Omit images. Retype all entries verbatim.

════════════════

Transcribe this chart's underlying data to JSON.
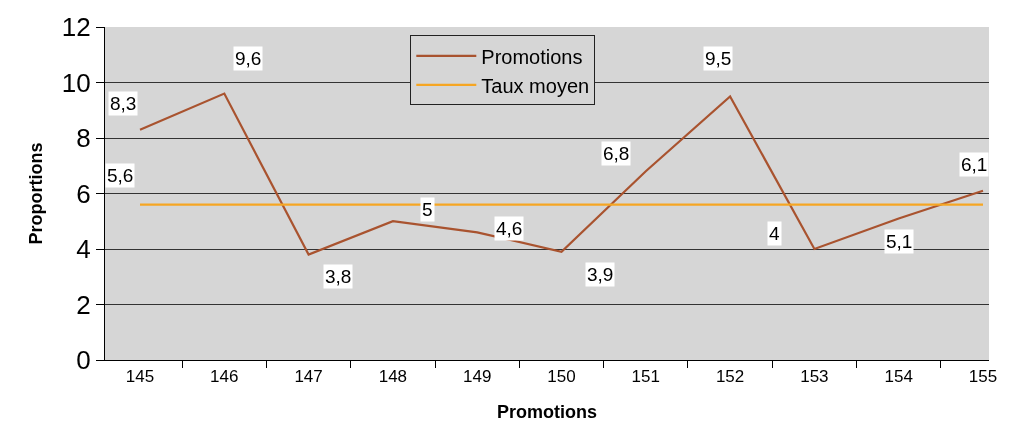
{
  "chart_data": {
    "type": "line",
    "xlabel": "Promotions",
    "ylabel": "Proportions",
    "categories": [
      "145",
      "146",
      "147",
      "148",
      "149",
      "150",
      "151",
      "152",
      "153",
      "154",
      "155"
    ],
    "ylim": [
      0,
      12
    ],
    "yticks": [
      0,
      2,
      4,
      6,
      8,
      10,
      12
    ],
    "grid": "y",
    "legend": "top",
    "series": [
      {
        "name": "Promotions",
        "color": "#a9532f",
        "values": [
          8.3,
          9.6,
          3.8,
          5,
          4.6,
          3.9,
          6.8,
          9.5,
          4,
          5.1,
          6.1
        ],
        "value_labels": [
          "8,3",
          "9,6",
          "3,8",
          "5",
          "4,6",
          "3,9",
          "6,8",
          "9,5",
          "4",
          "5,1",
          "6,1"
        ]
      },
      {
        "name": "Taux moyen",
        "color": "#f6a623",
        "values": [
          5.6,
          5.6,
          5.6,
          5.6,
          5.6,
          5.6,
          5.6,
          5.6,
          5.6,
          5.6,
          5.6
        ],
        "value_labels": [
          "5,6",
          null,
          null,
          null,
          null,
          null,
          null,
          null,
          null,
          null,
          null
        ]
      }
    ]
  }
}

════════════════

* [CORRECT RESPONSE]
Transcribe this chart's underlying data to JSON.
{
  "chart_data": {
    "type": "line",
    "xlabel": "Promotions",
    "ylabel": "Proportions",
    "categories": [
      "145",
      "146",
      "147",
      "148",
      "149",
      "150",
      "151",
      "152",
      "153",
      "154",
      "155"
    ],
    "ylim": [
      0,
      12
    ],
    "yticks": [
      0,
      2,
      4,
      6,
      8,
      10,
      12
    ],
    "grid": "y",
    "legend": "top",
    "series": [
      {
        "name": "Promotions",
        "color": "#a9532f",
        "values": [
          8.3,
          9.6,
          3.8,
          5,
          4.6,
          3.9,
          6.8,
          9.5,
          4,
          5.1,
          6.1
        ],
        "value_labels": [
          "8,3",
          "9,6",
          "3,8",
          "5",
          "4,6",
          "3,9",
          "6,8",
          "9,5",
          "4",
          "5,1",
          "6,1"
        ]
      },
      {
        "name": "Taux moyen",
        "color": "#f6a623",
        "values": [
          5.6,
          5.6,
          5.6,
          5.6,
          5.6,
          5.6,
          5.6,
          5.6,
          5.6,
          5.6,
          5.6
        ],
        "value_labels": [
          "5,6",
          null,
          null,
          null,
          null,
          null,
          null,
          null,
          null,
          null,
          null
        ]
      }
    ]
  }
}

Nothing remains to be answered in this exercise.